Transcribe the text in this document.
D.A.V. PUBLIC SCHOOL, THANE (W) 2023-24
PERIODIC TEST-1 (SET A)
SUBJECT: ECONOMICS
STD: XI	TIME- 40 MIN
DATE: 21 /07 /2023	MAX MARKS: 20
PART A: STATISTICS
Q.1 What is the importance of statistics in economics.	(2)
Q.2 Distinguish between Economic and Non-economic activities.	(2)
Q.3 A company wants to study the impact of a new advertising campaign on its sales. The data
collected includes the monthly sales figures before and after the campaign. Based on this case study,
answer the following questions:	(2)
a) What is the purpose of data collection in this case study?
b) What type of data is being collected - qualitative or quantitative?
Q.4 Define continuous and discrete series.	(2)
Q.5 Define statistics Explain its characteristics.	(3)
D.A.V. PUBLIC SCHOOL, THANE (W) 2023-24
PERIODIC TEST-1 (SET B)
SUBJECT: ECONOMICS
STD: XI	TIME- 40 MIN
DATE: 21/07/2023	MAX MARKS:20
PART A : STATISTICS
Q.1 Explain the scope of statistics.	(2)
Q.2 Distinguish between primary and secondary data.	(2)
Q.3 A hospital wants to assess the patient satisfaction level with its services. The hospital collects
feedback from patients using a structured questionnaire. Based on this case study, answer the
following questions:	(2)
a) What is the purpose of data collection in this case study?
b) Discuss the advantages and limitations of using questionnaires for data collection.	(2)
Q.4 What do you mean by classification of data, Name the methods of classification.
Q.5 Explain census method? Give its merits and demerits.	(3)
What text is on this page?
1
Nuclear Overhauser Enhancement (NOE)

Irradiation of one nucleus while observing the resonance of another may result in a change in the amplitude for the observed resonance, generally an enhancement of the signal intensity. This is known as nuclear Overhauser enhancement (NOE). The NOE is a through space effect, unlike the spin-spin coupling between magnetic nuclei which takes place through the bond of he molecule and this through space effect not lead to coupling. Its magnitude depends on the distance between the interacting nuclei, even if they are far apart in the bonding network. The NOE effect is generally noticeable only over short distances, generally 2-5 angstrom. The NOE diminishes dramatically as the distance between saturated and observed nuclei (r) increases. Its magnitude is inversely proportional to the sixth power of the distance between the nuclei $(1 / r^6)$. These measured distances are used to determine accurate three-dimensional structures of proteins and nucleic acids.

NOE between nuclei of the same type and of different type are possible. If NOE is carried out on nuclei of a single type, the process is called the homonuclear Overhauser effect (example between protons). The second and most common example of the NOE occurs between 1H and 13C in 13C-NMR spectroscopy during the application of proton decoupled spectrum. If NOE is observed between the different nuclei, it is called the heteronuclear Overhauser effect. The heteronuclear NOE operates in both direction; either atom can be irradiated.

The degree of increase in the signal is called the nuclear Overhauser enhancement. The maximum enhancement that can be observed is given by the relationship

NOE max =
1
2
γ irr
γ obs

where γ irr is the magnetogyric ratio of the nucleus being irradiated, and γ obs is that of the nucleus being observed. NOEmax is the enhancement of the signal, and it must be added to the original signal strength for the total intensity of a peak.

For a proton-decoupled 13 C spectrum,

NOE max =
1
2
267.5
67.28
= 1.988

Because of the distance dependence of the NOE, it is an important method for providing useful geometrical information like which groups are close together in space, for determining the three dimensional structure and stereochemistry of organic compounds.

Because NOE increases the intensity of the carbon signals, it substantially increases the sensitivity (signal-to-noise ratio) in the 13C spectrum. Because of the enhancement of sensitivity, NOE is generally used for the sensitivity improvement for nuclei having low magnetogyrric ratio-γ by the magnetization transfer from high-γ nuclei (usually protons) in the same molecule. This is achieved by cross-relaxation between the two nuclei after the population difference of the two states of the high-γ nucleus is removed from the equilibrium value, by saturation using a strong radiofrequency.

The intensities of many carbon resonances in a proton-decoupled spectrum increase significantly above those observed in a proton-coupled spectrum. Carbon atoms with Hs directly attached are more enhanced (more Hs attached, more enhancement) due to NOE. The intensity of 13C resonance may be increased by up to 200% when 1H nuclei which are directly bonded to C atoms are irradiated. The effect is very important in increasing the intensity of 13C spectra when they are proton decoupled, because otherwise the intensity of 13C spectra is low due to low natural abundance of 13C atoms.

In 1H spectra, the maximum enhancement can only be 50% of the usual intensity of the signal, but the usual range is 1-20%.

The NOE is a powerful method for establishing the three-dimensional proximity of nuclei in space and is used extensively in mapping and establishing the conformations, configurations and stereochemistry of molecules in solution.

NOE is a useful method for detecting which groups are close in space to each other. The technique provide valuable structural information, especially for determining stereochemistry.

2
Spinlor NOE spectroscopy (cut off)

-- -- --

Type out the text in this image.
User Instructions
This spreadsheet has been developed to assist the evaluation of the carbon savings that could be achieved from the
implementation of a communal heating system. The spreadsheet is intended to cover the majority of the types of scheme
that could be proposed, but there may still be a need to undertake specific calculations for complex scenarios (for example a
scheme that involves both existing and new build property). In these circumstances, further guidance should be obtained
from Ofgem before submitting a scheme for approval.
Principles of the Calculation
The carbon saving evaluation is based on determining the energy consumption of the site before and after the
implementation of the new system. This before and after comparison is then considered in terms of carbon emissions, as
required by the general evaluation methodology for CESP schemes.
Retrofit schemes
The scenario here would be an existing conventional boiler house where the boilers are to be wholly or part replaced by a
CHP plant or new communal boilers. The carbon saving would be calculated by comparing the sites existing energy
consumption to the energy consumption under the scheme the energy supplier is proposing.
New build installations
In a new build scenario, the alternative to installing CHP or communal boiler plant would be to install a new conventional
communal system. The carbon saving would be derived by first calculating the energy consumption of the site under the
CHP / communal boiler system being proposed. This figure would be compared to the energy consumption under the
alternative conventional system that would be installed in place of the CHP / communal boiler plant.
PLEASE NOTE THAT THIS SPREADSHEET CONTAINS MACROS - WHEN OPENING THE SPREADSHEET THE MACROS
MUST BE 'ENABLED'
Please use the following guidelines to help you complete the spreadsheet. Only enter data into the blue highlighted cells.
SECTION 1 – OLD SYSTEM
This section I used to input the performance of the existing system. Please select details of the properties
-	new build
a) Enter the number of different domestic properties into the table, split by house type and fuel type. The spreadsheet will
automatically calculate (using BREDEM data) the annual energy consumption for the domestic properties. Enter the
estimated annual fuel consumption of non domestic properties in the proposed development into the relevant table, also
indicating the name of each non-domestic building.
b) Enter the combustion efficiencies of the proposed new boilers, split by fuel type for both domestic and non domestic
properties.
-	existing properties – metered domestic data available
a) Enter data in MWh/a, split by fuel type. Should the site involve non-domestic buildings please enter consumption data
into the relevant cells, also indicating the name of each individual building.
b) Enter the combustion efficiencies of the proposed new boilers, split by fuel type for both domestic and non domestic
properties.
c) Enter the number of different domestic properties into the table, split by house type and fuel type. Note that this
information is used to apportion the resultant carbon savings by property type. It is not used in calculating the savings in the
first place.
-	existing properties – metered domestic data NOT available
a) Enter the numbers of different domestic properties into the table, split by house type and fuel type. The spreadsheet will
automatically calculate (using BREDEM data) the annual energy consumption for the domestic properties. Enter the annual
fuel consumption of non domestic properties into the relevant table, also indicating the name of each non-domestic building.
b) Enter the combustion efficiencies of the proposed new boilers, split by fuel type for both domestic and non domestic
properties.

-- -- --

▶ [Brief] Return each full line of the entries that contains the word "useful".

▶ [Written solution]
Because of the distance dependence of the NOE, it is an important method for providing useful geometrical information like which groups are close together in space, for determining the three dimensional structure and stereochemistry of organic compounds.
NOE is a useful method for detecting which groups are close in space to each other. The technique provide valuable structural information, especially for determining stereochemistry.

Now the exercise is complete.